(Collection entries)
++++++++
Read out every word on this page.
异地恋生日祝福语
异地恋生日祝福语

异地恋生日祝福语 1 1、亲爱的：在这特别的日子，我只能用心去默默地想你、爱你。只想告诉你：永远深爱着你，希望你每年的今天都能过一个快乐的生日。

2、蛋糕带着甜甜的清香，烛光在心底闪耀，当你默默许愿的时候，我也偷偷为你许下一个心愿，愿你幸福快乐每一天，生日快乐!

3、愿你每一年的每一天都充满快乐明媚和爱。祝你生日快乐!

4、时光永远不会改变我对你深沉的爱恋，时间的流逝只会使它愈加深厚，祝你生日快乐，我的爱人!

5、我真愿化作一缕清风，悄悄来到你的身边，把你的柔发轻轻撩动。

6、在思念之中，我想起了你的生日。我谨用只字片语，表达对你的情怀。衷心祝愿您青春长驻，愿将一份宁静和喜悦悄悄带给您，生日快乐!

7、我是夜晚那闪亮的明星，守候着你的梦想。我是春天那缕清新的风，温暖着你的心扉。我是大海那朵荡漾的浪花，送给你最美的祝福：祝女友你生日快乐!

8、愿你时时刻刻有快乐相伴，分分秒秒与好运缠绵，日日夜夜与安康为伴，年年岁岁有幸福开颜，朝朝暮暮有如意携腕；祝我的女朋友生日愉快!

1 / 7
++++++++
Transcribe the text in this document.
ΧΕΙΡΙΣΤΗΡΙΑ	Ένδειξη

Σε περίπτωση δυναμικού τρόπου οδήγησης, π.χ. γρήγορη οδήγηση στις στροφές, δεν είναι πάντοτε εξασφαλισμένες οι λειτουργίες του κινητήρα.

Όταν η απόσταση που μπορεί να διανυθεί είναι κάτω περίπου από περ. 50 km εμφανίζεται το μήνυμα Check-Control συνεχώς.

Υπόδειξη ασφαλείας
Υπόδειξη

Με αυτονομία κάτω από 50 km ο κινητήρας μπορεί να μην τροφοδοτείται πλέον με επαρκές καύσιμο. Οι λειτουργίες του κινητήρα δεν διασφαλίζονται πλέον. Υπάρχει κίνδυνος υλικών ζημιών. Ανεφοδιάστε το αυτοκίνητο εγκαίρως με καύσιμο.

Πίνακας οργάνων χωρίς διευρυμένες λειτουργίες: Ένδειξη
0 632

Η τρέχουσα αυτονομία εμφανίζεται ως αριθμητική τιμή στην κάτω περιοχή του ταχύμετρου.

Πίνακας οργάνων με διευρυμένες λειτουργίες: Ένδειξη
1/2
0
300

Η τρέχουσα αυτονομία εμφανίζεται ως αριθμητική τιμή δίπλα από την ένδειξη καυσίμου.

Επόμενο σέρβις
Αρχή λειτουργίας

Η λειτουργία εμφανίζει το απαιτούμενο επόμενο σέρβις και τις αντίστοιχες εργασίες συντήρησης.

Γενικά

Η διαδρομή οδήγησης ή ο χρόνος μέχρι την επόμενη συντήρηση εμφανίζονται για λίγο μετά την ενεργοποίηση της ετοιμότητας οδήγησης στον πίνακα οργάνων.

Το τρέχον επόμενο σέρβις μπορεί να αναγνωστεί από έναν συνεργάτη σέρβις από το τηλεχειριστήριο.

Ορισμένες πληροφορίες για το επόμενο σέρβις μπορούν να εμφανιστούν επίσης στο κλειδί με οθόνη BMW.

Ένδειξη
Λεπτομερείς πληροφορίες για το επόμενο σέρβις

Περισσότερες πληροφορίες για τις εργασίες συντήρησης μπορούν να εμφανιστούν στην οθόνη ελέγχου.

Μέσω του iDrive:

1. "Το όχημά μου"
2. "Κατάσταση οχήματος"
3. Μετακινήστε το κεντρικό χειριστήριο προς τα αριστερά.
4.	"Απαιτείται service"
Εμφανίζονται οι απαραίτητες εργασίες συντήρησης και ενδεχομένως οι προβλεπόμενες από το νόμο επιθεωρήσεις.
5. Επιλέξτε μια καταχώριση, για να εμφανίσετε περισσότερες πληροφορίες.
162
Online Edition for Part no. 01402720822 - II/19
++++++++
WRITTEN REQUEST
Each line with the string "祝你生日快乐" in it needs to be found and copied.

PROBLEM SOLUTION
3、愿你每一年的每一天都充满快乐明媚和爱。祝你生日快乐!
4、时光永远不会改变我对你深沉的爱恋，时间的流逝只会使它愈加深厚，祝你生日快乐，我的爱人!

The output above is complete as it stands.